Short task:
Return the entries below in their exact form, leaving the pictures out.

[Stored items from a collection]
----------------
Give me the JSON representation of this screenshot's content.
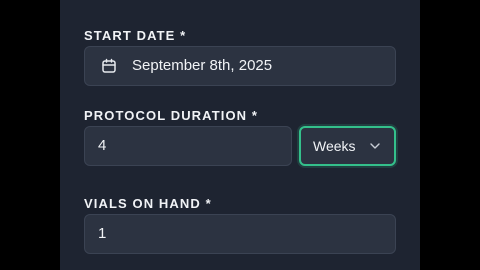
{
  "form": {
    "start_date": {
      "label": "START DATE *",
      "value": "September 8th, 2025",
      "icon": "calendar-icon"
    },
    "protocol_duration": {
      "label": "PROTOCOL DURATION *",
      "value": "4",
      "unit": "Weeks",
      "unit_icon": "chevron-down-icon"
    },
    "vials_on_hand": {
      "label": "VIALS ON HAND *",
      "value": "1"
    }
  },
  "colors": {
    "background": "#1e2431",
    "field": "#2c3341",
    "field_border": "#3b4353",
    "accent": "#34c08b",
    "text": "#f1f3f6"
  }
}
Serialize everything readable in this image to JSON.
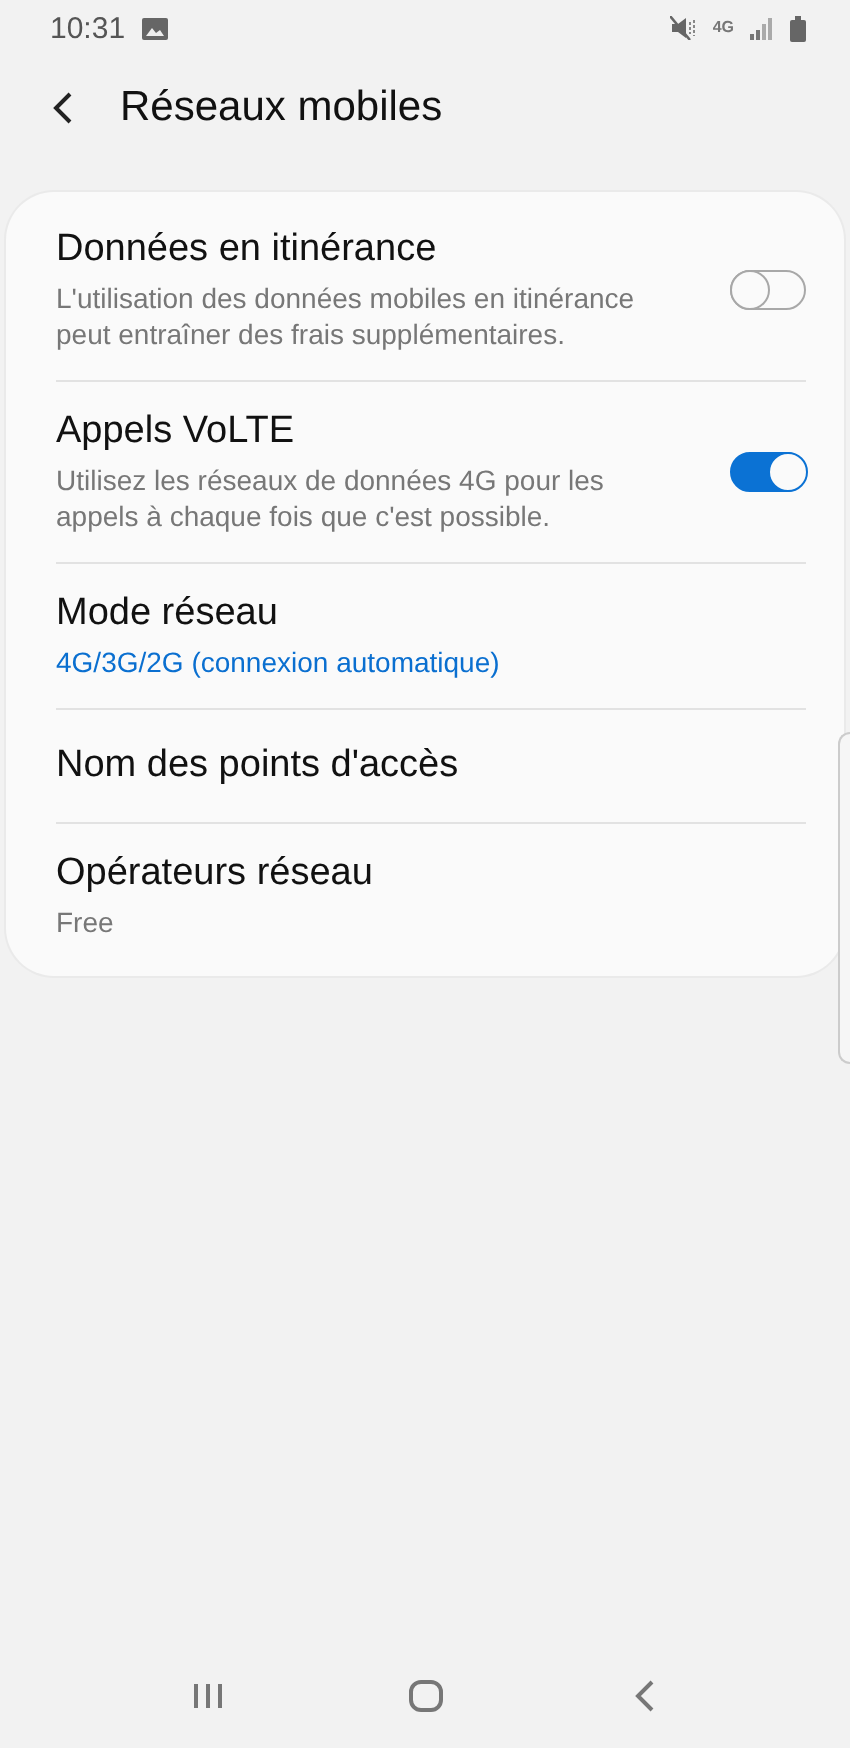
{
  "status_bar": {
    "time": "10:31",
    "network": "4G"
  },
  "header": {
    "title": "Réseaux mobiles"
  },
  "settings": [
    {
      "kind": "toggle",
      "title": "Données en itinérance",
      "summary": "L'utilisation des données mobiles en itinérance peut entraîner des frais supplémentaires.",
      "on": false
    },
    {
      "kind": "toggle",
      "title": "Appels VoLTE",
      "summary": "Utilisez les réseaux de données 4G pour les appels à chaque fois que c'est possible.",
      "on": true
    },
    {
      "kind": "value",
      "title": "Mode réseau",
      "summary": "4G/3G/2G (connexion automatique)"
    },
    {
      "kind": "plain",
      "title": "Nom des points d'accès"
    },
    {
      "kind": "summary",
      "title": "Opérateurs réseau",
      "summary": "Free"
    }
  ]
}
----------------
Result of this task:
Give me the JSON representation of this screenshot's content.
{
  "form": {
    "start_date": {
      "label": "START DATE *",
      "value": "September 8th, 2025",
      "icon": "calendar-icon"
    },
    "protocol_duration": {
      "label": "PROTOCOL DURATION *",
      "value": "4",
      "unit": "Weeks",
      "unit_icon": "chevron-down-icon"
    },
    "vials_on_hand": {
      "label": "VIALS ON HAND *",
      "value": "1"
    }
  },
  "colors": {
    "background": "#1e2431",
    "field": "#2c3341",
    "field_border": "#3b4353",
    "accent": "#34c08b",
    "text": "#f1f3f6"
  }
}
Serialize everything readable in this image to JSON.
{
  "status_bar": {
    "time": "10:31",
    "network": "4G"
  },
  "header": {
    "title": "Réseaux mobiles"
  },
  "settings": [
    {
      "kind": "toggle",
      "title": "Données en itinérance",
      "summary": "L'utilisation des données mobiles en itinérance peut entraîner des frais supplémentaires.",
      "on": false
    },
    {
      "kind": "toggle",
      "title": "Appels VoLTE",
      "summary": "Utilisez les réseaux de données 4G pour les appels à chaque fois que c'est possible.",
      "on": true
    },
    {
      "kind": "value",
      "title": "Mode réseau",
      "summary": "4G/3G/2G (connexion automatique)"
    },
    {
      "kind": "plain",
      "title": "Nom des points d'accès"
    },
    {
      "kind": "summary",
      "title": "Opérateurs réseau",
      "summary": "Free"
    }
  ]
}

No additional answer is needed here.